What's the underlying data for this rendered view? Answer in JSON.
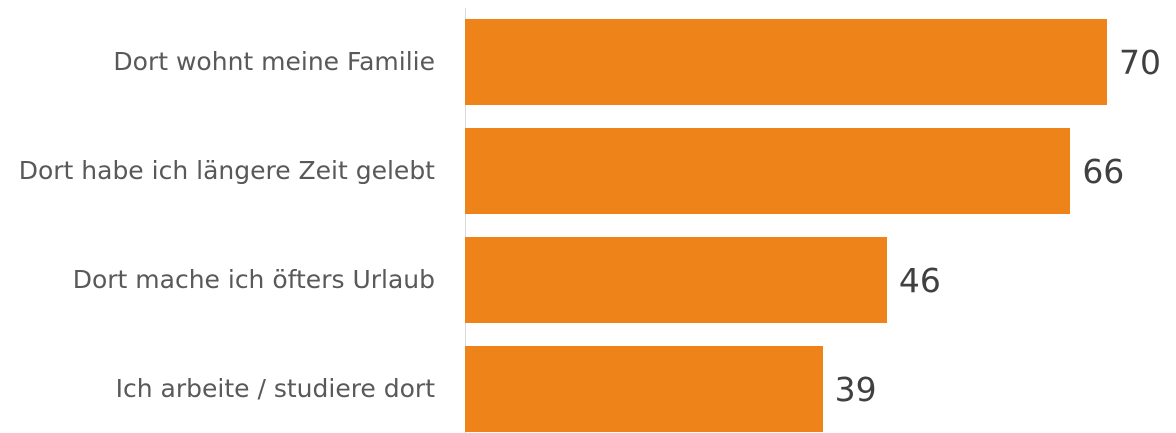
{
  "chart_data": {
    "type": "bar",
    "orientation": "horizontal",
    "categories": [
      "Dort wohnt meine Familie",
      "Dort habe ich längere Zeit gelebt",
      "Dort mache ich öfters Urlaub",
      "Ich arbeite / studiere dort"
    ],
    "values": [
      70,
      66,
      46,
      39
    ],
    "color": "#ee8419"
  }
}
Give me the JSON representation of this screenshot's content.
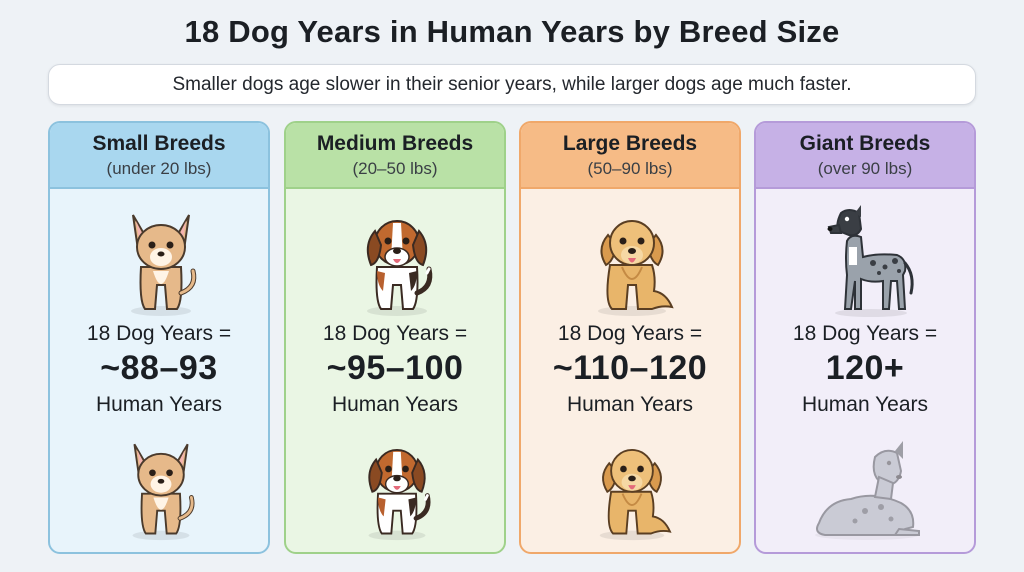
{
  "title": "18 Dog Years in Human Years by Breed Size",
  "subtitle": "Smaller dogs age slower in their senior years, while larger dogs age much faster.",
  "cards": [
    {
      "name": "Small Breeds",
      "range": "(under 20 lbs)",
      "label": "18 Dog Years =",
      "value": "~88–93",
      "unit": "Human Years",
      "accent": "#a9d7ef",
      "icons": [
        "chihuahua-icon",
        "senior-chihuahua-icon"
      ]
    },
    {
      "name": "Medium Breeds",
      "range": "(20–50 lbs)",
      "label": "18 Dog Years =",
      "value": "~95–100",
      "unit": "Human Years",
      "accent": "#b9e1a6",
      "icons": [
        "beagle-icon",
        "senior-beagle-icon"
      ]
    },
    {
      "name": "Large Breeds",
      "range": "(50–90 lbs)",
      "label": "18 Dog Years =",
      "value": "~110–120",
      "unit": "Human Years",
      "accent": "#f6bb86",
      "icons": [
        "golden-retriever-icon",
        "senior-golden-retriever-icon"
      ]
    },
    {
      "name": "Giant Breeds",
      "range": "(over 90 lbs)",
      "label": "18 Dog Years =",
      "value": "120+",
      "unit": "Human Years",
      "accent": "#c6b1e6",
      "icons": [
        "great-dane-icon",
        "faded-great-dane-icon"
      ]
    }
  ]
}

THE REQUEST: Every record is to be reproduced exactly, with no pictures included.

EXERCISE SOLUTION:
What's the underlying data for this rendered view? Answer in JSON.
{
  "chart_data": {
    "type": "bar",
    "orientation": "horizontal",
    "categories": [
      "Dort wohnt meine Familie",
      "Dort habe ich längere Zeit gelebt",
      "Dort mache ich öfters Urlaub",
      "Ich arbeite / studiere dort"
    ],
    "values": [
      70,
      66,
      46,
      39
    ],
    "color": "#ee8419"
  }
}
Give me the JSON representation of this screenshot's content.
{
  "title": "18 Dog Years in Human Years by Breed Size",
  "subtitle": "Smaller dogs age slower in their senior years, while larger dogs age much faster.",
  "cards": [
    {
      "name": "Small Breeds",
      "range": "(under 20 lbs)",
      "label": "18 Dog Years =",
      "value": "~88–93",
      "unit": "Human Years",
      "accent": "#a9d7ef",
      "icons": [
        "chihuahua-icon",
        "senior-chihuahua-icon"
      ]
    },
    {
      "name": "Medium Breeds",
      "range": "(20–50 lbs)",
      "label": "18 Dog Years =",
      "value": "~95–100",
      "unit": "Human Years",
      "accent": "#b9e1a6",
      "icons": [
        "beagle-icon",
        "senior-beagle-icon"
      ]
    },
    {
      "name": "Large Breeds",
      "range": "(50–90 lbs)",
      "label": "18 Dog Years =",
      "value": "~110–120",
      "unit": "Human Years",
      "accent": "#f6bb86",
      "icons": [
        "golden-retriever-icon",
        "senior-golden-retriever-icon"
      ]
    },
    {
      "name": "Giant Breeds",
      "range": "(over 90 lbs)",
      "label": "18 Dog Years =",
      "value": "120+",
      "unit": "Human Years",
      "accent": "#c6b1e6",
      "icons": [
        "great-dane-icon",
        "faded-great-dane-icon"
      ]
    }
  ]
}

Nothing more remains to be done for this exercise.